Rows from a figure dataset:
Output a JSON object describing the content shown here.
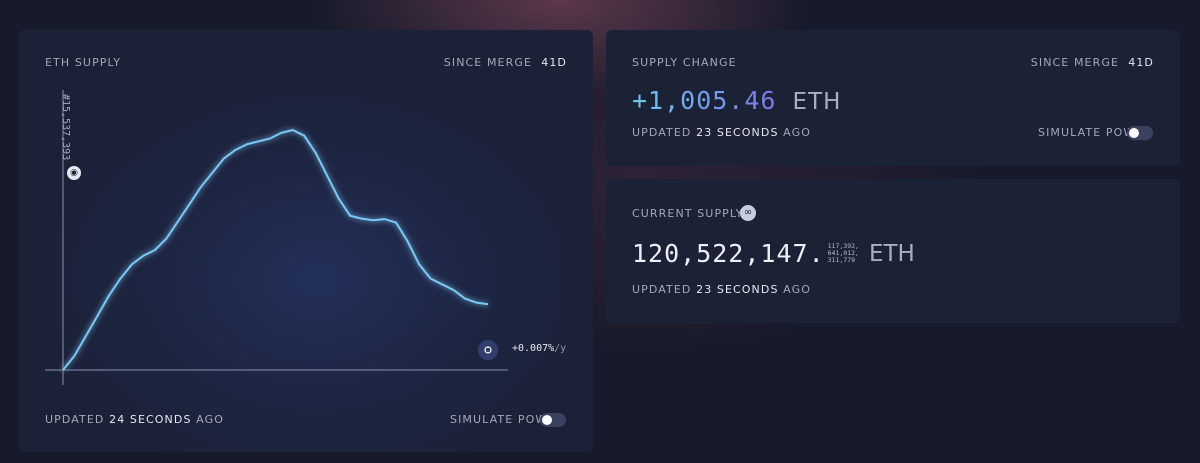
{
  "eth_supply": {
    "title": "ETH SUPPLY",
    "since_label": "SINCE MERGE",
    "since_value": "41d",
    "block_label": "#15,537,393",
    "rate": "+0.007%",
    "rate_unit": "/y",
    "updated_prefix": "UPDATED",
    "updated_value": "24 SECONDS",
    "updated_suffix": "AGO",
    "simulate_label": "SIMULATE PoW",
    "simulate_on": false
  },
  "supply_change": {
    "title": "SUPPLY CHANGE",
    "since_label": "SINCE MERGE",
    "since_value": "41d",
    "value": "+1,005.46",
    "unit": "ETH",
    "updated_prefix": "UPDATED",
    "updated_value": "23 SECONDS",
    "updated_suffix": "AGO",
    "simulate_label": "SIMULATE PoW",
    "simulate_on": false
  },
  "current_supply": {
    "title": "CURRENT SUPPLY",
    "icon": "glasses-emoji-icon",
    "value_main": "120,522,147.",
    "decimals": [
      "117,392,",
      "641,012,",
      "311,779"
    ],
    "unit": "ETH",
    "updated_prefix": "UPDATED",
    "updated_value": "23 SECONDS",
    "updated_suffix": "AGO"
  },
  "colors": {
    "accent_line": "#7cc8f5",
    "accent_purple": "#7b78e8",
    "card_bg": "#1c2235"
  },
  "chart_data": {
    "type": "line",
    "series": [
      {
        "values": [
          0,
          25,
          60,
          95,
          130,
          160,
          185,
          200,
          210,
          230,
          260,
          290,
          320,
          345,
          370,
          385,
          395,
          400,
          405,
          415,
          420,
          410,
          380,
          340,
          300,
          270,
          265,
          262,
          264,
          258,
          225,
          185,
          160,
          150,
          140,
          125,
          118,
          115
        ]
      }
    ],
    "baseline": 0,
    "ylim": [
      -20,
      440
    ]
  }
}
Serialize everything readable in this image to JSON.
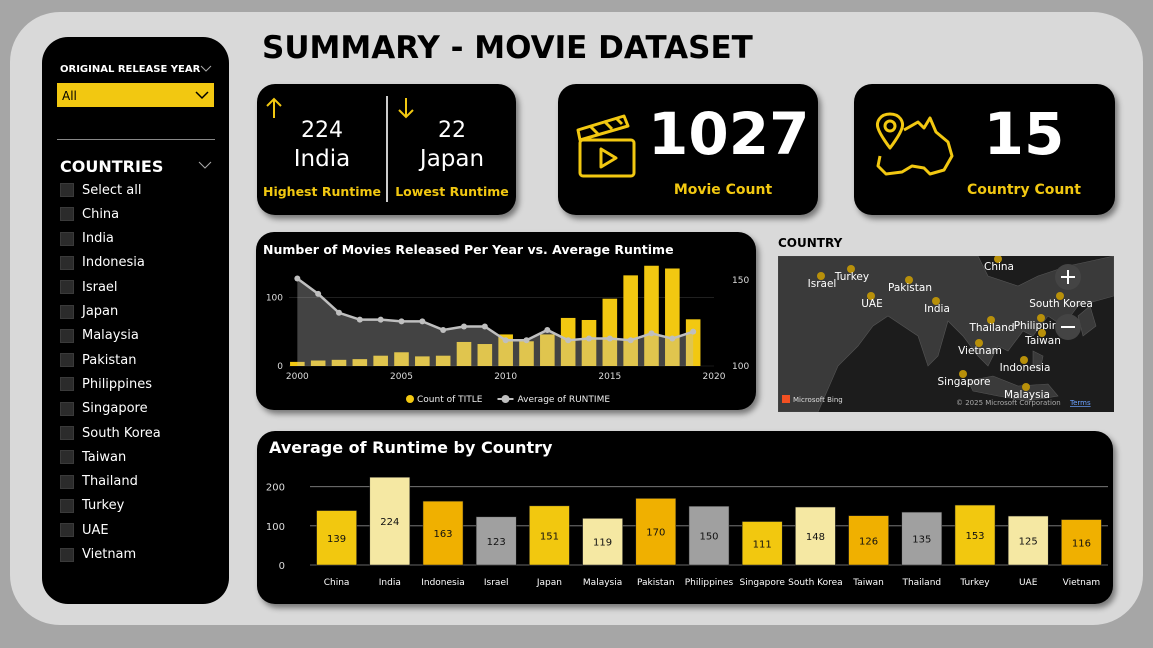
{
  "header": {
    "title": "SUMMARY - MOVIE DATASET"
  },
  "slicers": {
    "year": {
      "title": "ORIGINAL RELEASE YEAR",
      "selected": "All"
    },
    "countries": {
      "title": "COUNTRIES",
      "options": [
        "Select all",
        "China",
        "India",
        "Indonesia",
        "Israel",
        "Japan",
        "Malaysia",
        "Pakistan",
        "Philippines",
        "Singapore",
        "South Korea",
        "Taiwan",
        "Thailand",
        "Turkey",
        "UAE",
        "Vietnam"
      ]
    }
  },
  "kpis": {
    "highest": {
      "value": 224,
      "country": "India",
      "label": "Highest Runtime"
    },
    "lowest": {
      "value": 22,
      "country": "Japan",
      "label": "Lowest Runtime"
    },
    "movie_count": {
      "value": 1027,
      "label": "Movie Count"
    },
    "country_count": {
      "value": 15,
      "label": "Country Count"
    }
  },
  "map": {
    "title": "COUNTRY",
    "labels": [
      "Israel",
      "Turkey",
      "China",
      "Pakistan",
      "UAE",
      "India",
      "South Korea",
      "Thailand",
      "Philippines",
      "Taiwan",
      "Vietnam",
      "Indonesia",
      "Singapore",
      "Malaysia"
    ],
    "attribution": "Microsoft Bing",
    "copyright": "© 2025 Microsoft Corporation",
    "terms": "Terms"
  },
  "chart_data": [
    {
      "type": "combo",
      "title": "Number of Movies Released Per Year vs. Average Runtime",
      "x": [
        2000,
        2001,
        2002,
        2003,
        2004,
        2005,
        2006,
        2007,
        2008,
        2009,
        2010,
        2011,
        2012,
        2013,
        2014,
        2015,
        2016,
        2017,
        2018,
        2019
      ],
      "xlim": [
        1999.6,
        2020
      ],
      "xticks": [
        2000,
        2005,
        2010,
        2015,
        2020
      ],
      "ylim": [
        0,
        150
      ],
      "yticks": [
        0,
        100
      ],
      "y2lim": [
        100,
        160
      ],
      "y2ticks": [
        100,
        150
      ],
      "grid": true,
      "series": [
        {
          "name": "Count of TITLE",
          "type": "bar",
          "color": "#f2c811",
          "values": [
            6,
            8,
            9,
            10,
            15,
            20,
            14,
            15,
            35,
            32,
            46,
            36,
            46,
            70,
            67,
            98,
            132,
            146,
            142,
            68
          ]
        },
        {
          "name": "Average of RUNTIME",
          "type": "line",
          "axis": "y2",
          "color": "#bfbfbf",
          "values": [
            151,
            142,
            131,
            127,
            127,
            126,
            126,
            121,
            123,
            123,
            115,
            115,
            121,
            115,
            116,
            116,
            115,
            119,
            116,
            120
          ]
        }
      ]
    },
    {
      "type": "bar",
      "title": "Average of Runtime by Country",
      "categories": [
        "China",
        "India",
        "Indonesia",
        "Israel",
        "Japan",
        "Malaysia",
        "Pakistan",
        "Philippines",
        "Singapore",
        "South Korea",
        "Taiwan",
        "Thailand",
        "Turkey",
        "UAE",
        "Vietnam"
      ],
      "values": [
        139,
        224,
        163,
        123,
        151,
        119,
        170,
        150,
        111,
        148,
        126,
        135,
        153,
        125,
        116
      ],
      "colors": [
        "#f2c80f",
        "#f5e8a3",
        "#f0b000",
        "#a0a0a0",
        "#f2c80f",
        "#f5e8a3",
        "#f0b000",
        "#a0a0a0",
        "#f2c80f",
        "#f5e8a3",
        "#f0b000",
        "#a0a0a0",
        "#f2c80f",
        "#f5e8a3",
        "#f0b000"
      ],
      "ylim": [
        0,
        240
      ],
      "yticks": [
        0,
        100,
        200
      ],
      "grid": true
    }
  ]
}
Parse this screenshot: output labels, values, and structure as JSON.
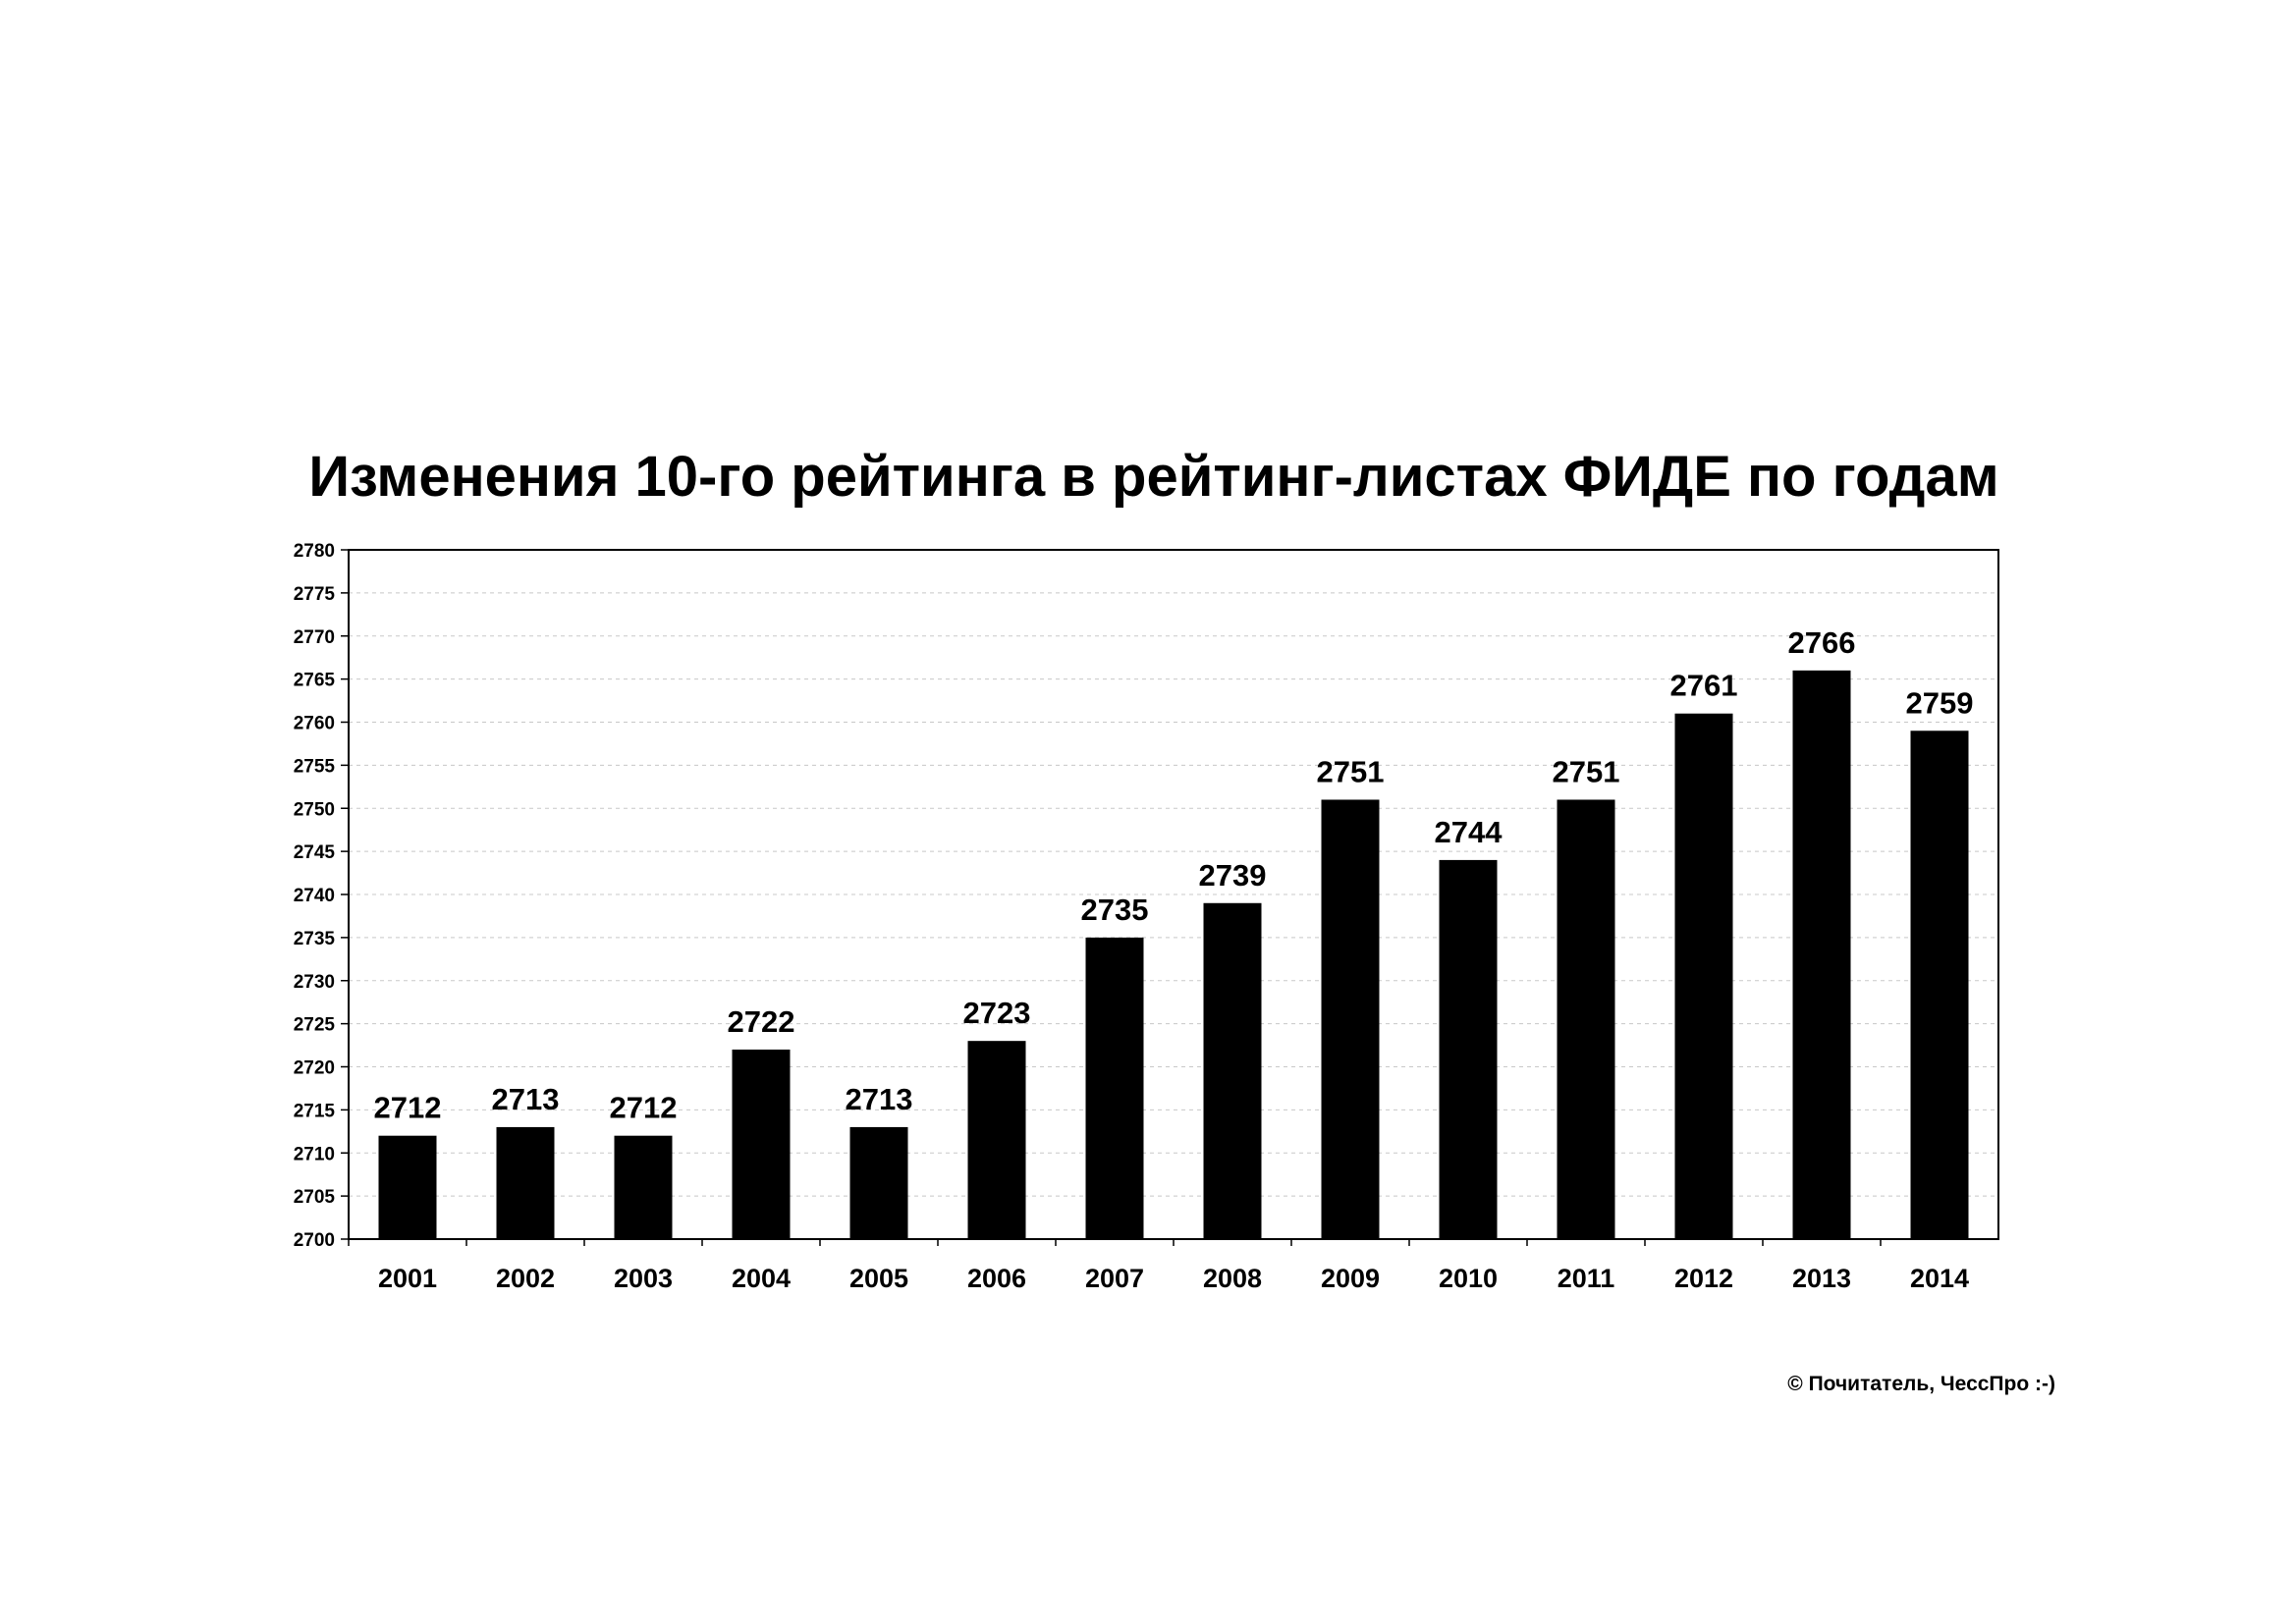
{
  "chart_data": {
    "type": "bar",
    "title": "Изменения 10-го рейтинга в рейтинг-листах ФИДЕ по годам",
    "xlabel": "",
    "ylabel": "",
    "categories": [
      "2001",
      "2002",
      "2003",
      "2004",
      "2005",
      "2006",
      "2007",
      "2008",
      "2009",
      "2010",
      "2011",
      "2012",
      "2013",
      "2014"
    ],
    "values": [
      2712,
      2713,
      2712,
      2722,
      2713,
      2723,
      2735,
      2739,
      2751,
      2744,
      2751,
      2761,
      2766,
      2759
    ],
    "data_labels": [
      "2712",
      "2713",
      "2712",
      "2722",
      "2713",
      "2723",
      "2735",
      "2739",
      "2751",
      "2744",
      "2751",
      "2761",
      "2766",
      "2759"
    ],
    "ylim": [
      2700,
      2780
    ],
    "yticks": [
      "2700",
      "2705",
      "2710",
      "2715",
      "2720",
      "2725",
      "2730",
      "2735",
      "2740",
      "2745",
      "2750",
      "2755",
      "2760",
      "2765",
      "2770",
      "2775",
      "2780"
    ],
    "grid": true,
    "legend": "none",
    "bar_color": "#000000"
  },
  "footer": {
    "copyright": "© Почитатель, ЧессПро :-)"
  }
}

## Given task
Filter the data for the string "this" and copy every line that has it.

## Solution
Serialize everything readable in this image to JSON.
Parse this screenshot: output labels, values, and structure as JSON.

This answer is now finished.